## WORK REQUIRED
Go through each line of the records below and count those with the word "structured". Give only the count.

## MATERIAL FOR THIS TASK

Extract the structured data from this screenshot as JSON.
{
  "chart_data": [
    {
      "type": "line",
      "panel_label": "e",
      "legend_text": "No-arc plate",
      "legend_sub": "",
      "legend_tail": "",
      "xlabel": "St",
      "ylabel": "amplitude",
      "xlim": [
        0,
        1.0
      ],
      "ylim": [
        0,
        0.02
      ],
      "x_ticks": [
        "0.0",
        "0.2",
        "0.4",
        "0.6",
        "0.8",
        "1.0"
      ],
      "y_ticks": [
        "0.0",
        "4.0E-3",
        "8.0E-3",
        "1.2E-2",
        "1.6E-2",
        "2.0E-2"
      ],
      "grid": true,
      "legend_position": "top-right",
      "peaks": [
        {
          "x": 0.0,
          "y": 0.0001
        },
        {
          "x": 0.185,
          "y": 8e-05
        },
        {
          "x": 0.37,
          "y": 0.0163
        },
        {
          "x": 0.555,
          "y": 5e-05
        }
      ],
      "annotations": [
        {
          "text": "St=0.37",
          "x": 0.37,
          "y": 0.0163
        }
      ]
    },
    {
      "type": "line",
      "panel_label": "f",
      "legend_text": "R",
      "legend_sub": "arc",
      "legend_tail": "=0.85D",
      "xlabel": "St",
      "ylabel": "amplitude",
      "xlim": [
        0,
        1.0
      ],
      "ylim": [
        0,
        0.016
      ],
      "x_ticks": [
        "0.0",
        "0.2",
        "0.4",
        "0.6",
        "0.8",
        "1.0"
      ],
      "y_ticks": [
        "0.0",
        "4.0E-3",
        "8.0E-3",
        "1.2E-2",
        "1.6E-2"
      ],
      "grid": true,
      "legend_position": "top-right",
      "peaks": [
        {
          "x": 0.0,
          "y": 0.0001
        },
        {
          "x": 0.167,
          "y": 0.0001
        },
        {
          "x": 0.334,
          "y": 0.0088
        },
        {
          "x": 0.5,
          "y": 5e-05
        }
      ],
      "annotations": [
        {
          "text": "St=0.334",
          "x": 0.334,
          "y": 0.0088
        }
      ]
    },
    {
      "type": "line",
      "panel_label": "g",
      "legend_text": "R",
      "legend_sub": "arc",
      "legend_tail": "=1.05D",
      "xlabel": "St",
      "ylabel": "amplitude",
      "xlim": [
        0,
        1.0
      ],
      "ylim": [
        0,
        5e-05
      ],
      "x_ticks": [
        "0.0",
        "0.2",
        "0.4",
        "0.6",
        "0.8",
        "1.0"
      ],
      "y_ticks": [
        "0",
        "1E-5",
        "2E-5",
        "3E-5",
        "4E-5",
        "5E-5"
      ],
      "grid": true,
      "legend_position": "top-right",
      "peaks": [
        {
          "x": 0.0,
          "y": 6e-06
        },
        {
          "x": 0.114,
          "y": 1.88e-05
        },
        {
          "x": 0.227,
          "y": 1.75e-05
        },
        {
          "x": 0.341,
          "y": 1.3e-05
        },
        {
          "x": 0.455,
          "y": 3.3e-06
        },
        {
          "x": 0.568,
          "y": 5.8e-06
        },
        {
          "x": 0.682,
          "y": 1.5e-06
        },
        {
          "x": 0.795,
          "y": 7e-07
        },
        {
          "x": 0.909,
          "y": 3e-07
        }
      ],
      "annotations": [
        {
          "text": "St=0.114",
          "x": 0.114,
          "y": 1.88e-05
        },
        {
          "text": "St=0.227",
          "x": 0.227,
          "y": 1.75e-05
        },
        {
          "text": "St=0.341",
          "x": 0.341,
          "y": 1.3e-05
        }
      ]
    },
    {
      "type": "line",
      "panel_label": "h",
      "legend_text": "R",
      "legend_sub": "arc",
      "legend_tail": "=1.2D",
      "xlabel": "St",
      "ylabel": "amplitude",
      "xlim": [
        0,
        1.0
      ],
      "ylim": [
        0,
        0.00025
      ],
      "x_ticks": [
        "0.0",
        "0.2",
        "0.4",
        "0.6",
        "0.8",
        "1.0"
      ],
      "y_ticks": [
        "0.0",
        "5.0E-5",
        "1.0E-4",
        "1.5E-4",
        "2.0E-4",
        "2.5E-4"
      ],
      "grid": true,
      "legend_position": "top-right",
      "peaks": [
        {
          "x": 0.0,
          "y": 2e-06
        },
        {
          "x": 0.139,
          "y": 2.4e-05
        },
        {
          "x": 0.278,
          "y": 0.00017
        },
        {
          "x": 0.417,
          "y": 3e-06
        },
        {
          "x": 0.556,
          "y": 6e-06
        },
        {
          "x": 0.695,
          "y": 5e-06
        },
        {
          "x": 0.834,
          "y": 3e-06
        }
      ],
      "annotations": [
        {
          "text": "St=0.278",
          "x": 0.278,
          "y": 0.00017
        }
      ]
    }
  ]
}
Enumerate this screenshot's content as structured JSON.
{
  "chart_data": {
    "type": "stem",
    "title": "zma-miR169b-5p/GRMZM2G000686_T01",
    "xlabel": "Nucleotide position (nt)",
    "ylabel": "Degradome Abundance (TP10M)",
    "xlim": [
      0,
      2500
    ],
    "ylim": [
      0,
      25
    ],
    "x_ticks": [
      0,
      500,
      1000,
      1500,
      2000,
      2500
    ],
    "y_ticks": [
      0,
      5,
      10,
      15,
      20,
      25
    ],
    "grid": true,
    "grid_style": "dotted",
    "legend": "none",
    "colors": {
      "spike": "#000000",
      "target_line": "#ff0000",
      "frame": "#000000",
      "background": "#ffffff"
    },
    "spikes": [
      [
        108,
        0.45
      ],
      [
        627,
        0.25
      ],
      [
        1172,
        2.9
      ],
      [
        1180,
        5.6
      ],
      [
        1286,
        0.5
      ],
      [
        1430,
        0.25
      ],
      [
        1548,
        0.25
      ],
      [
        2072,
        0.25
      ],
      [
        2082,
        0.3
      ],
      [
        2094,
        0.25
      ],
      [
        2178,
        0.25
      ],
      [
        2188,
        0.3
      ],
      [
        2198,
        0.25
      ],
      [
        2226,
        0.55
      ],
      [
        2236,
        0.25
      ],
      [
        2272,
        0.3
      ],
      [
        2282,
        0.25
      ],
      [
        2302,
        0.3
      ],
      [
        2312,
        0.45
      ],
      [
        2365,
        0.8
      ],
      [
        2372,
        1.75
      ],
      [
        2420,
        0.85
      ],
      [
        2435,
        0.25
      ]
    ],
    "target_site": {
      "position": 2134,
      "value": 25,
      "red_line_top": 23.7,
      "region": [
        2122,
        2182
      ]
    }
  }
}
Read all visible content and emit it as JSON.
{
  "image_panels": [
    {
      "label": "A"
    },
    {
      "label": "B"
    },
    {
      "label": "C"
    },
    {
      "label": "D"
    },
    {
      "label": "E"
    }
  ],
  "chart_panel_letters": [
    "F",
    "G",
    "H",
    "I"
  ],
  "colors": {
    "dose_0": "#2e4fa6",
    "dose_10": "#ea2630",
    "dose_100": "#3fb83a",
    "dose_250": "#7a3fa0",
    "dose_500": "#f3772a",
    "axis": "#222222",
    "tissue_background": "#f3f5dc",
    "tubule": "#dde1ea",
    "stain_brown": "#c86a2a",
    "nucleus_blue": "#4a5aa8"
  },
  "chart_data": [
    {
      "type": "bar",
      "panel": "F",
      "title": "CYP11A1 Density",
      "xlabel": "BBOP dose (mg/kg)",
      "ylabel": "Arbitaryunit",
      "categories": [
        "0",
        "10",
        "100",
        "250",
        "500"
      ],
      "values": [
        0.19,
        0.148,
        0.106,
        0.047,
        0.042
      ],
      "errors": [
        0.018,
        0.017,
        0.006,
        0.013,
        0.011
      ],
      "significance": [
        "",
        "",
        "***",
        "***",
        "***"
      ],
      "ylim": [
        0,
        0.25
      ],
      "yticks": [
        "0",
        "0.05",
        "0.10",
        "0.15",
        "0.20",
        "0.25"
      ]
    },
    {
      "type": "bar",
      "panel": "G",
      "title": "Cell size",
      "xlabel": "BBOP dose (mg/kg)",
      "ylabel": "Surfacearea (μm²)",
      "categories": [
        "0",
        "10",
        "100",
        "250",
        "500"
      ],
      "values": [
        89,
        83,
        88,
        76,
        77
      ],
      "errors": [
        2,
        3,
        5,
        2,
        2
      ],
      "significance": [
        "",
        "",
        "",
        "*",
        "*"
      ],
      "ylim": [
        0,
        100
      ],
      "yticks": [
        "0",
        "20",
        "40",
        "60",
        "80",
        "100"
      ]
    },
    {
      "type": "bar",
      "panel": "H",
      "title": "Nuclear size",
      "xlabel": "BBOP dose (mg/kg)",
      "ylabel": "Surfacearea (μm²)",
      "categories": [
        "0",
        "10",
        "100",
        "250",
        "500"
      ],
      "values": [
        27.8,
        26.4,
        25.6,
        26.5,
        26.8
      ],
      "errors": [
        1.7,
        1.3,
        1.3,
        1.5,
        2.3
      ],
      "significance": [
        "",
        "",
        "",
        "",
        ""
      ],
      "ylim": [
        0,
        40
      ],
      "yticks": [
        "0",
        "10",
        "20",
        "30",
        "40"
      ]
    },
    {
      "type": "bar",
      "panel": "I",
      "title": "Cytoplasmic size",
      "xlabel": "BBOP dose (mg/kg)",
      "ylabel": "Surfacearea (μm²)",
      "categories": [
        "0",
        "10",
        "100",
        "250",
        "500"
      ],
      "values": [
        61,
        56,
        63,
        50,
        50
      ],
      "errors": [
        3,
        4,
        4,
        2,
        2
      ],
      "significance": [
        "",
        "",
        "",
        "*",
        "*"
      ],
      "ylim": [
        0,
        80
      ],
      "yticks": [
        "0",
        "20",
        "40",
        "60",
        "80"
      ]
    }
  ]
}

## EXERCISE OUTPUT
2